Collected data entries
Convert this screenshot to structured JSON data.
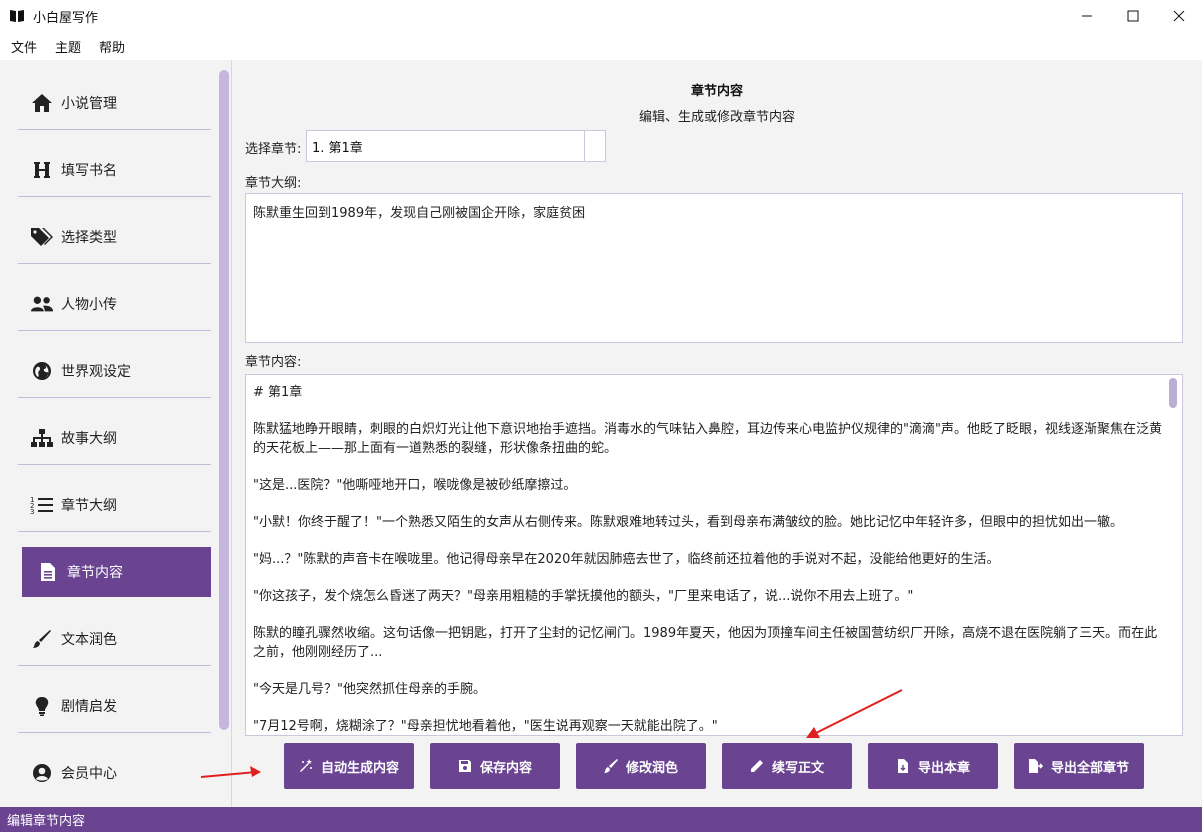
{
  "window": {
    "title": "小白屋写作",
    "minimize": "—",
    "maximize": "☐",
    "close": "✕"
  },
  "menu": [
    "文件",
    "主题",
    "帮助"
  ],
  "sidebar": {
    "items": [
      {
        "label": "小说管理",
        "icon": "home-icon"
      },
      {
        "label": "填写书名",
        "icon": "heading-icon"
      },
      {
        "label": "选择类型",
        "icon": "tags-icon"
      },
      {
        "label": "人物小传",
        "icon": "users-icon"
      },
      {
        "label": "世界观设定",
        "icon": "globe-icon"
      },
      {
        "label": "故事大纲",
        "icon": "sitemap-icon"
      },
      {
        "label": "章节大纲",
        "icon": "list-ol-icon"
      },
      {
        "label": "章节内容",
        "icon": "file-icon",
        "active": true
      },
      {
        "label": "文本润色",
        "icon": "brush-icon"
      },
      {
        "label": "剧情启发",
        "icon": "lightbulb-icon"
      },
      {
        "label": "会员中心",
        "icon": "user-circle-icon"
      }
    ]
  },
  "main": {
    "title": "章节内容",
    "subtitle": "编辑、生成或修改章节内容",
    "chapter_select_label": "选择章节:",
    "chapter_select_value": "1. 第1章",
    "outline_label": "章节大纲:",
    "outline_text": "陈默重生回到1989年，发现自己刚被国企开除，家庭贫困",
    "content_label": "章节内容:",
    "content_paragraphs": [
      "# 第1章",
      "陈默猛地睁开眼睛，刺眼的白炽灯光让他下意识地抬手遮挡。消毒水的气味钻入鼻腔，耳边传来心电监护仪规律的\"滴滴\"声。他眨了眨眼，视线逐渐聚焦在泛黄的天花板上——那上面有一道熟悉的裂缝，形状像条扭曲的蛇。",
      "\"这是...医院？\"他嘶哑地开口，喉咙像是被砂纸摩擦过。",
      "\"小默！你终于醒了！\"一个熟悉又陌生的女声从右侧传来。陈默艰难地转过头，看到母亲布满皱纹的脸。她比记忆中年轻许多，但眼中的担忧如出一辙。",
      "\"妈...？\"陈默的声音卡在喉咙里。他记得母亲早在2020年就因肺癌去世了，临终前还拉着他的手说对不起，没能给他更好的生活。",
      "\"你这孩子，发个烧怎么昏迷了两天？\"母亲用粗糙的手掌抚摸他的额头，\"厂里来电话了，说...说你不用去上班了。\"",
      "陈默的瞳孔骤然收缩。这句话像一把钥匙，打开了尘封的记忆闸门。1989年夏天，他因为顶撞车间主任被国营纺织厂开除，高烧不退在医院躺了三天。而在此之前，他刚刚经历了...",
      "\"今天是几号？\"他突然抓住母亲的手腕。",
      "\"7月12号啊，烧糊涂了？\"母亲担忧地看着他，\"医生说再观察一天就能出院了。\""
    ],
    "buttons": [
      {
        "label": "自动生成内容",
        "icon": "magic-icon"
      },
      {
        "label": "保存内容",
        "icon": "save-icon"
      },
      {
        "label": "修改润色",
        "icon": "brush-icon"
      },
      {
        "label": "续写正文",
        "icon": "pen-icon"
      },
      {
        "label": "导出本章",
        "icon": "file-export-icon"
      },
      {
        "label": "导出全部章节",
        "icon": "export-all-icon"
      }
    ]
  },
  "status": {
    "text": "编辑章节内容"
  },
  "colors": {
    "accent": "#6a4491",
    "arrow": "#e02020"
  }
}
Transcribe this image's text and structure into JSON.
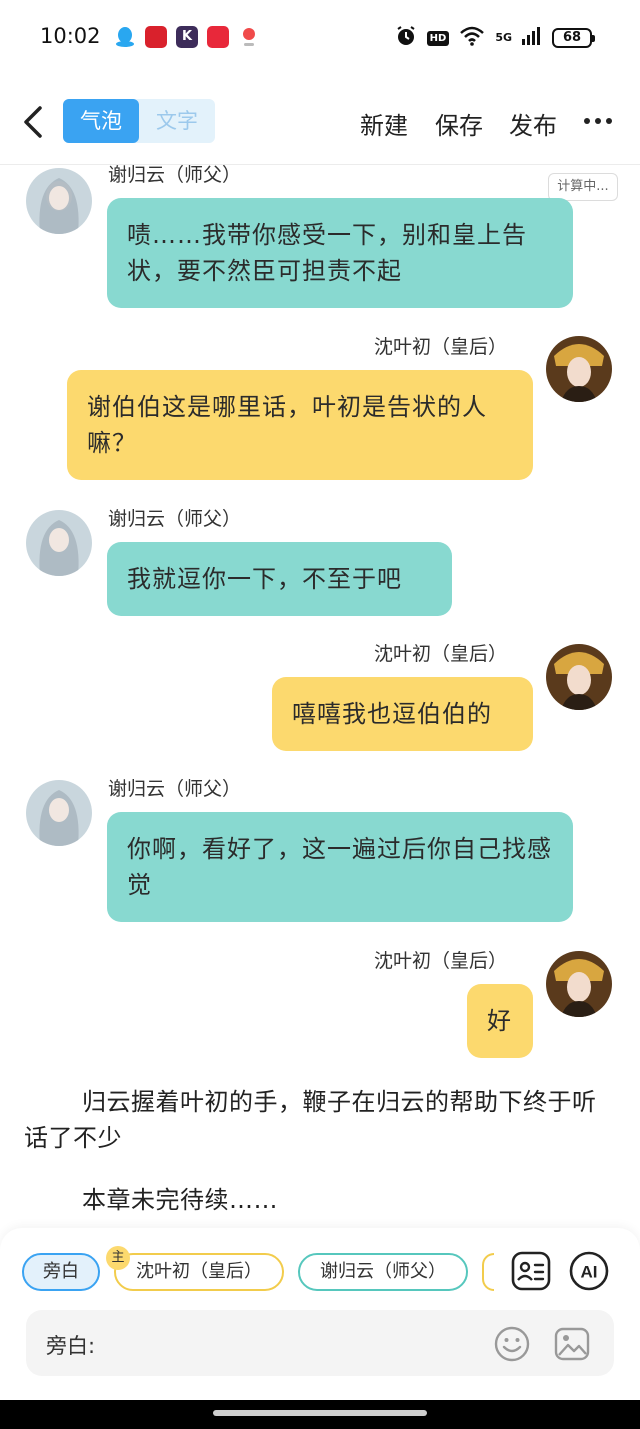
{
  "status_bar": {
    "time": "10:02",
    "network": "5G",
    "hd": "HD",
    "battery": "68"
  },
  "header": {
    "mode_bubble": "气泡",
    "mode_text": "文字",
    "new_label": "新建",
    "save_label": "保存",
    "publish_label": "发布"
  },
  "calculating_badge": "计算中...",
  "messages": [
    {
      "speaker": "谢归云（师父）",
      "side": "left",
      "text": "啧……我带你感受一下，别和皇上告状，要不然臣可担责不起"
    },
    {
      "speaker": "沈叶初（皇后）",
      "side": "right",
      "text": "谢伯伯这是哪里话，叶初是告状的人嘛？"
    },
    {
      "speaker": "谢归云（师父）",
      "side": "left",
      "text": "我就逗你一下，不至于吧"
    },
    {
      "speaker": "沈叶初（皇后）",
      "side": "right",
      "text": "嘻嘻我也逗伯伯的"
    },
    {
      "speaker": "谢归云（师父）",
      "side": "left",
      "text": "你啊，看好了，这一遍过后你自己找感觉"
    },
    {
      "speaker": "沈叶初（皇后）",
      "side": "right",
      "text": "好"
    }
  ],
  "narration": [
    "归云握着叶初的手，鞭子在归云的帮助下终于听话了不少",
    "本章未完待续……"
  ],
  "role_chips": {
    "narrator": "旁白",
    "host_badge": "主",
    "shen": "沈叶初（皇后）",
    "xie": "谢归云（师父）"
  },
  "ai_label": "AI",
  "input": {
    "label": "旁白:"
  },
  "colors": {
    "accent_blue": "#3aa3f2",
    "bubble_green": "#88d9d0",
    "bubble_yellow": "#fcd96e"
  }
}
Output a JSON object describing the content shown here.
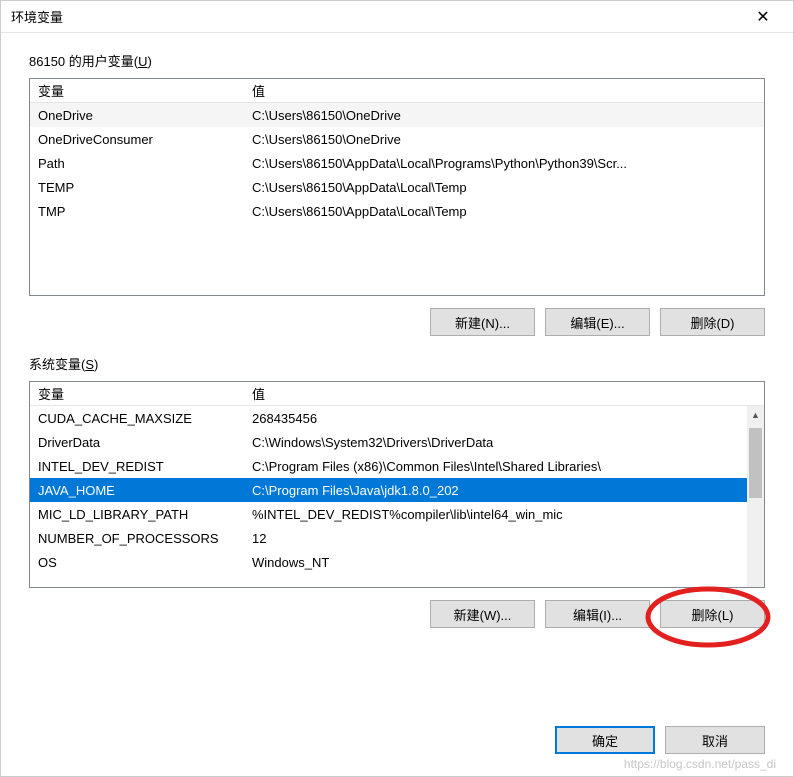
{
  "titlebar": {
    "title": "环境变量"
  },
  "userSection": {
    "label": "86150 的用户变量(",
    "labelU": "U",
    "labelEnd": ")",
    "headers": {
      "var": "变量",
      "val": "值"
    },
    "rows": [
      {
        "var": "OneDrive",
        "val": "C:\\Users\\86150\\OneDrive"
      },
      {
        "var": "OneDriveConsumer",
        "val": "C:\\Users\\86150\\OneDrive"
      },
      {
        "var": "Path",
        "val": "C:\\Users\\86150\\AppData\\Local\\Programs\\Python\\Python39\\Scr..."
      },
      {
        "var": "TEMP",
        "val": "C:\\Users\\86150\\AppData\\Local\\Temp"
      },
      {
        "var": "TMP",
        "val": "C:\\Users\\86150\\AppData\\Local\\Temp"
      }
    ],
    "buttons": {
      "new": "新建(N)...",
      "edit": "编辑(E)...",
      "delete": "删除(D)"
    }
  },
  "sysSection": {
    "label": "系统变量(",
    "labelU": "S",
    "labelEnd": ")",
    "headers": {
      "var": "变量",
      "val": "值"
    },
    "rows": [
      {
        "var": "CUDA_CACHE_MAXSIZE",
        "val": "268435456"
      },
      {
        "var": "DriverData",
        "val": "C:\\Windows\\System32\\Drivers\\DriverData"
      },
      {
        "var": "INTEL_DEV_REDIST",
        "val": "C:\\Program Files (x86)\\Common Files\\Intel\\Shared Libraries\\"
      },
      {
        "var": "JAVA_HOME",
        "val": "C:\\Program Files\\Java\\jdk1.8.0_202",
        "selected": true
      },
      {
        "var": "MIC_LD_LIBRARY_PATH",
        "val": "%INTEL_DEV_REDIST%compiler\\lib\\intel64_win_mic"
      },
      {
        "var": "NUMBER_OF_PROCESSORS",
        "val": "12"
      },
      {
        "var": "OS",
        "val": "Windows_NT"
      }
    ],
    "buttons": {
      "new": "新建(W)...",
      "edit": "编辑(I)...",
      "delete": "删除(L)"
    }
  },
  "footer": {
    "ok": "确定",
    "cancel": "取消"
  },
  "watermark": "https://blog.csdn.net/pass_di"
}
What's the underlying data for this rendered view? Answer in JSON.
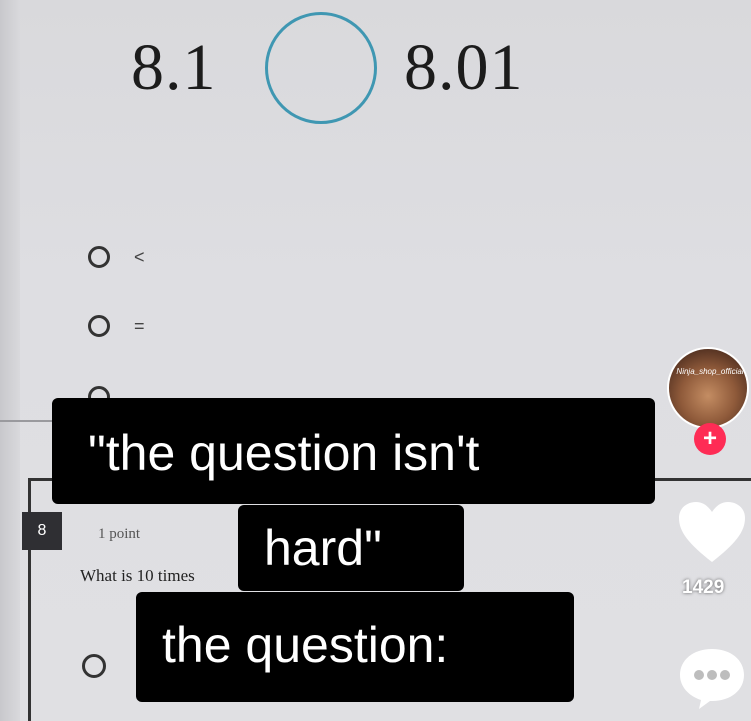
{
  "question": {
    "left_number": "8.1",
    "right_number": "8.01",
    "options": [
      {
        "label": "<"
      },
      {
        "label": "="
      }
    ]
  },
  "question8": {
    "number": "8",
    "points": "1 point",
    "text": "What is 10 times"
  },
  "captions": {
    "line1": "\"the question isn't",
    "line2": "hard\"",
    "line3": "the question:"
  },
  "sidebar": {
    "avatar_name": "Ninja_shop_official",
    "follow_symbol": "+",
    "like_count": "1429",
    "icons": {
      "follow": "plus-icon",
      "like": "heart-icon",
      "comment": "comment-dots-icon"
    }
  },
  "colors": {
    "blank_circle": "#3f97b2",
    "follow": "#fe2c55",
    "caption_bg": "#000000"
  }
}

# Task requirements:
Each line from the one that contains "What's the underlying" to the end of the listing must be quoted exactly; no other line and no picture belongs in the copy.

# Complete response:
What's the underlying data for this rendered view? Answer in JSON.
{
  "question": {
    "left_number": "8.1",
    "right_number": "8.01",
    "options": [
      {
        "label": "<"
      },
      {
        "label": "="
      }
    ]
  },
  "question8": {
    "number": "8",
    "points": "1 point",
    "text": "What is 10 times"
  },
  "captions": {
    "line1": "\"the question isn't",
    "line2": "hard\"",
    "line3": "the question:"
  },
  "sidebar": {
    "avatar_name": "Ninja_shop_official",
    "follow_symbol": "+",
    "like_count": "1429",
    "icons": {
      "follow": "plus-icon",
      "like": "heart-icon",
      "comment": "comment-dots-icon"
    }
  },
  "colors": {
    "blank_circle": "#3f97b2",
    "follow": "#fe2c55",
    "caption_bg": "#000000"
  }
}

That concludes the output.